## Task prompt
Take from the listing each line that has the string "Time".

━━━━━ Working data ━━━━━

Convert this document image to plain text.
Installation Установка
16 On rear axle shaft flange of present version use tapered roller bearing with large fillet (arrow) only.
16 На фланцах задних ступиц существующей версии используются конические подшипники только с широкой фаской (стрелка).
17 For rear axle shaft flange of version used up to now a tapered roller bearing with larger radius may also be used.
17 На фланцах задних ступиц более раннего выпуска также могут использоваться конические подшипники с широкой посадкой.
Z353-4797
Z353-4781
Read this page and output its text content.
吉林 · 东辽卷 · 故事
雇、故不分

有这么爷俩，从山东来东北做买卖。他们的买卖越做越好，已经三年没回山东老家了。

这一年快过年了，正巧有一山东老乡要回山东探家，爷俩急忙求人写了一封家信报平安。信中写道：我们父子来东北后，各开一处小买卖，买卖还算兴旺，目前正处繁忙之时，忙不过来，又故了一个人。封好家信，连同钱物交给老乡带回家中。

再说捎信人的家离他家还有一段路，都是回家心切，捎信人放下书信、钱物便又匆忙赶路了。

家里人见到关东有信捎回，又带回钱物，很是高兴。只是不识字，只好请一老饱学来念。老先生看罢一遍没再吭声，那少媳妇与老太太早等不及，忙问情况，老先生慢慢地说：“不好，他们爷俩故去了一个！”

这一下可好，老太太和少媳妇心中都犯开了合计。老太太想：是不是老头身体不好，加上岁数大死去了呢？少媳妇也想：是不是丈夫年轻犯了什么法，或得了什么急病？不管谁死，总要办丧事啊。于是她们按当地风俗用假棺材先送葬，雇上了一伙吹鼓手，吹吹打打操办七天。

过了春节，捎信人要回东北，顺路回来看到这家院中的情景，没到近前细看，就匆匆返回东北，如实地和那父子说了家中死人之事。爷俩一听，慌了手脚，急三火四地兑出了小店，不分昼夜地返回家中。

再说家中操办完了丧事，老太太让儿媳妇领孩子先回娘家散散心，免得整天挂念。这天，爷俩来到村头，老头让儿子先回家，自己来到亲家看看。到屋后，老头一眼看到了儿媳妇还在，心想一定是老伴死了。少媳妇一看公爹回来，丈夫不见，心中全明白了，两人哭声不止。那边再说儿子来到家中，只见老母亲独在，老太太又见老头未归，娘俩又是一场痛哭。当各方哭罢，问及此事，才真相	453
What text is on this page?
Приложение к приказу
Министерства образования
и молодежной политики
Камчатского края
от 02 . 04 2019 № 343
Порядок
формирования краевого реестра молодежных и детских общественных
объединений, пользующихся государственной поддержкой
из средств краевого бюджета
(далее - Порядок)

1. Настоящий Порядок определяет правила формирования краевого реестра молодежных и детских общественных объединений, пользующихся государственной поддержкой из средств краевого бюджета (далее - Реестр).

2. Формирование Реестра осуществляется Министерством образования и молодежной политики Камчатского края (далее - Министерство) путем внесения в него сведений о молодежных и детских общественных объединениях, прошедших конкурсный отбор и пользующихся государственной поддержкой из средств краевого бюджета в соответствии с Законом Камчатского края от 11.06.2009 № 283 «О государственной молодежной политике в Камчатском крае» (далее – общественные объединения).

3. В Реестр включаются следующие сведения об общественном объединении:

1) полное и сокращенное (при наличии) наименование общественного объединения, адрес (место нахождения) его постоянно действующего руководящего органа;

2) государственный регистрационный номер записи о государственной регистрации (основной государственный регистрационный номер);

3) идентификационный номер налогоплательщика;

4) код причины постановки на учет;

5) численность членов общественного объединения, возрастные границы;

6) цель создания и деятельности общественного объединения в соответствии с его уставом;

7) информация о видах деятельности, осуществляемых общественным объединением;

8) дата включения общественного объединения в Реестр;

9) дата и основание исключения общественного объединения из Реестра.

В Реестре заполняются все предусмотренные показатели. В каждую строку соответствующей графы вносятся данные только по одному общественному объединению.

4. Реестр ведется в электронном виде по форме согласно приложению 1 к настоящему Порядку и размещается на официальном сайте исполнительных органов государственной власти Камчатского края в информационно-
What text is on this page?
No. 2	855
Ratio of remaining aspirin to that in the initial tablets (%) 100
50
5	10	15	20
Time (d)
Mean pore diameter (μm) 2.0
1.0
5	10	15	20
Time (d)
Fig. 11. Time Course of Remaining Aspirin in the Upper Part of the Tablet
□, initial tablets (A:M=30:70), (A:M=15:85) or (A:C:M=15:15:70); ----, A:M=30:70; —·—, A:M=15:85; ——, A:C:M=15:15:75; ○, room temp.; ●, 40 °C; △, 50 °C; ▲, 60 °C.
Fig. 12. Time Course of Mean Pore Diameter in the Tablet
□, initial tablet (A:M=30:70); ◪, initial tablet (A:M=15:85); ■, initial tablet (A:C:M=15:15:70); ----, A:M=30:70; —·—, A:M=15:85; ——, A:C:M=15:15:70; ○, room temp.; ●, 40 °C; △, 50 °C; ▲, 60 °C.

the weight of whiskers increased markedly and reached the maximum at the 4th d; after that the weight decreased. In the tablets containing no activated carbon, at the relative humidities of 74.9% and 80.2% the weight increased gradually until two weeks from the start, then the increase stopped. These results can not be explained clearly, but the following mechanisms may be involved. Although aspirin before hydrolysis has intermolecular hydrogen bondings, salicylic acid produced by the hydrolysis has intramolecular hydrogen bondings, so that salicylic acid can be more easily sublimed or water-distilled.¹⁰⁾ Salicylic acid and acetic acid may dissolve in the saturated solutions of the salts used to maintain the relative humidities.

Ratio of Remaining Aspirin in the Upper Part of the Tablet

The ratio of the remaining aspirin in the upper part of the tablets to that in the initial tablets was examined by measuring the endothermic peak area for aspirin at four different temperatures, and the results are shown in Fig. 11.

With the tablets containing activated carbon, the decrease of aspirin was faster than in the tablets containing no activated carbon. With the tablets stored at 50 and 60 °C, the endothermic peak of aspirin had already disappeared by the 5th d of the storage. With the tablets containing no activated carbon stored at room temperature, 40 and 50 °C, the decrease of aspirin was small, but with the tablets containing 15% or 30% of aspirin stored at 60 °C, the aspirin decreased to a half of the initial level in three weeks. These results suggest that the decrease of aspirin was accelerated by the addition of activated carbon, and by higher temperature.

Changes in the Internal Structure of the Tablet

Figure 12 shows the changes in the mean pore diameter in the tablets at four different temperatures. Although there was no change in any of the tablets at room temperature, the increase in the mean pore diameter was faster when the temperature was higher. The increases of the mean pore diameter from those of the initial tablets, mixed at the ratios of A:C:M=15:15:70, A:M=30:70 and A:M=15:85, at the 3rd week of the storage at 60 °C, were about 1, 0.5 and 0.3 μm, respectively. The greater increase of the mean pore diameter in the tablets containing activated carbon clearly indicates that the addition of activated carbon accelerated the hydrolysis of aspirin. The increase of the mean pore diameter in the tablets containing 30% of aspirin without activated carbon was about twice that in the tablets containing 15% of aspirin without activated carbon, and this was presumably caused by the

━━━━━

## Response to this task
Time (d)
Time (d)
Fig. 11. Time Course of Remaining Aspirin in the Upper Part of the Tablet
Fig. 12. Time Course of Mean Pore Diameter in the Tablet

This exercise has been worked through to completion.